AIM OF THE TASK:
Repeat every record below exactly, omitting any pictures.

INFORMATION GIVEN:
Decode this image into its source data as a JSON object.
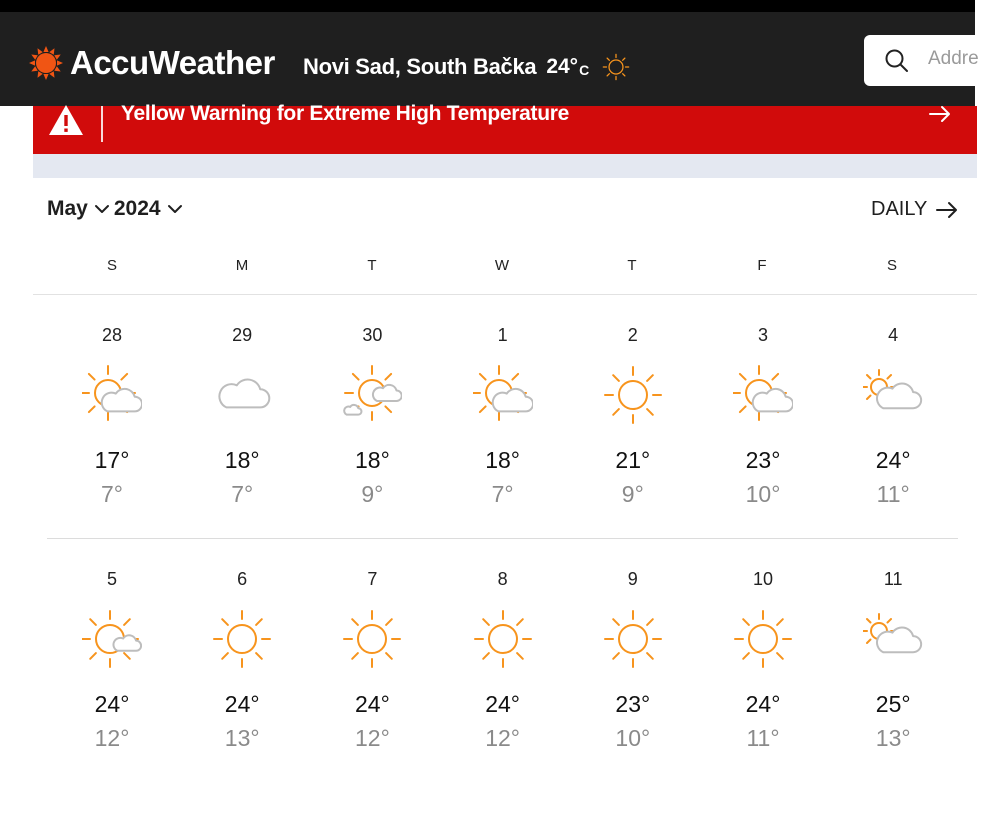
{
  "header": {
    "brand": "AccuWeather",
    "location": "Novi Sad, South Bačka",
    "temp": "24°",
    "unit": "C",
    "search_placeholder": "Address",
    "colors": {
      "bar": "#1f1f1f",
      "brand_orange": "#f05514"
    }
  },
  "alert": {
    "text": "Yellow Warning for Extreme High Temperature",
    "color": "#d10b0b",
    "icon": "warning-triangle-icon"
  },
  "calendar": {
    "month": "May",
    "year": "2024",
    "daily_label": "DAILY",
    "weekdays": [
      "S",
      "M",
      "T",
      "W",
      "T",
      "F",
      "S"
    ],
    "weeks": [
      [
        {
          "day": "28",
          "icon": "partly-sunny-icon",
          "hi": "17°",
          "lo": "7°"
        },
        {
          "day": "29",
          "icon": "cloudy-icon",
          "hi": "18°",
          "lo": "7°"
        },
        {
          "day": "30",
          "icon": "intermittent-clouds-icon",
          "hi": "18°",
          "lo": "9°"
        },
        {
          "day": "1",
          "icon": "partly-sunny-icon",
          "hi": "18°",
          "lo": "7°"
        },
        {
          "day": "2",
          "icon": "sunny-icon",
          "hi": "21°",
          "lo": "9°"
        },
        {
          "day": "3",
          "icon": "partly-sunny-icon",
          "hi": "23°",
          "lo": "10°"
        },
        {
          "day": "4",
          "icon": "mostly-cloudy-icon",
          "hi": "24°",
          "lo": "11°"
        }
      ],
      [
        {
          "day": "5",
          "icon": "mostly-sunny-icon",
          "hi": "24°",
          "lo": "12°"
        },
        {
          "day": "6",
          "icon": "sunny-icon",
          "hi": "24°",
          "lo": "13°"
        },
        {
          "day": "7",
          "icon": "sunny-icon",
          "hi": "24°",
          "lo": "12°"
        },
        {
          "day": "8",
          "icon": "sunny-icon",
          "hi": "24°",
          "lo": "12°"
        },
        {
          "day": "9",
          "icon": "sunny-icon",
          "hi": "23°",
          "lo": "10°"
        },
        {
          "day": "10",
          "icon": "sunny-icon",
          "hi": "24°",
          "lo": "11°"
        },
        {
          "day": "11",
          "icon": "mostly-cloudy-icon",
          "hi": "25°",
          "lo": "13°"
        }
      ]
    ]
  }
}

THE ANSWER:
Decode this image into its source data as a JSON object.
{
  "header": {
    "brand": "AccuWeather",
    "location": "Novi Sad, South Bačka",
    "temp": "24°",
    "unit": "C",
    "search_placeholder": "Address",
    "colors": {
      "bar": "#1f1f1f",
      "brand_orange": "#f05514"
    }
  },
  "alert": {
    "text": "Yellow Warning for Extreme High Temperature",
    "color": "#d10b0b",
    "icon": "warning-triangle-icon"
  },
  "calendar": {
    "month": "May",
    "year": "2024",
    "daily_label": "DAILY",
    "weekdays": [
      "S",
      "M",
      "T",
      "W",
      "T",
      "F",
      "S"
    ],
    "weeks": [
      [
        {
          "day": "28",
          "icon": "partly-sunny-icon",
          "hi": "17°",
          "lo": "7°"
        },
        {
          "day": "29",
          "icon": "cloudy-icon",
          "hi": "18°",
          "lo": "7°"
        },
        {
          "day": "30",
          "icon": "intermittent-clouds-icon",
          "hi": "18°",
          "lo": "9°"
        },
        {
          "day": "1",
          "icon": "partly-sunny-icon",
          "hi": "18°",
          "lo": "7°"
        },
        {
          "day": "2",
          "icon": "sunny-icon",
          "hi": "21°",
          "lo": "9°"
        },
        {
          "day": "3",
          "icon": "partly-sunny-icon",
          "hi": "23°",
          "lo": "10°"
        },
        {
          "day": "4",
          "icon": "mostly-cloudy-icon",
          "hi": "24°",
          "lo": "11°"
        }
      ],
      [
        {
          "day": "5",
          "icon": "mostly-sunny-icon",
          "hi": "24°",
          "lo": "12°"
        },
        {
          "day": "6",
          "icon": "sunny-icon",
          "hi": "24°",
          "lo": "13°"
        },
        {
          "day": "7",
          "icon": "sunny-icon",
          "hi": "24°",
          "lo": "12°"
        },
        {
          "day": "8",
          "icon": "sunny-icon",
          "hi": "24°",
          "lo": "12°"
        },
        {
          "day": "9",
          "icon": "sunny-icon",
          "hi": "23°",
          "lo": "10°"
        },
        {
          "day": "10",
          "icon": "sunny-icon",
          "hi": "24°",
          "lo": "11°"
        },
        {
          "day": "11",
          "icon": "mostly-cloudy-icon",
          "hi": "25°",
          "lo": "13°"
        }
      ]
    ]
  }
}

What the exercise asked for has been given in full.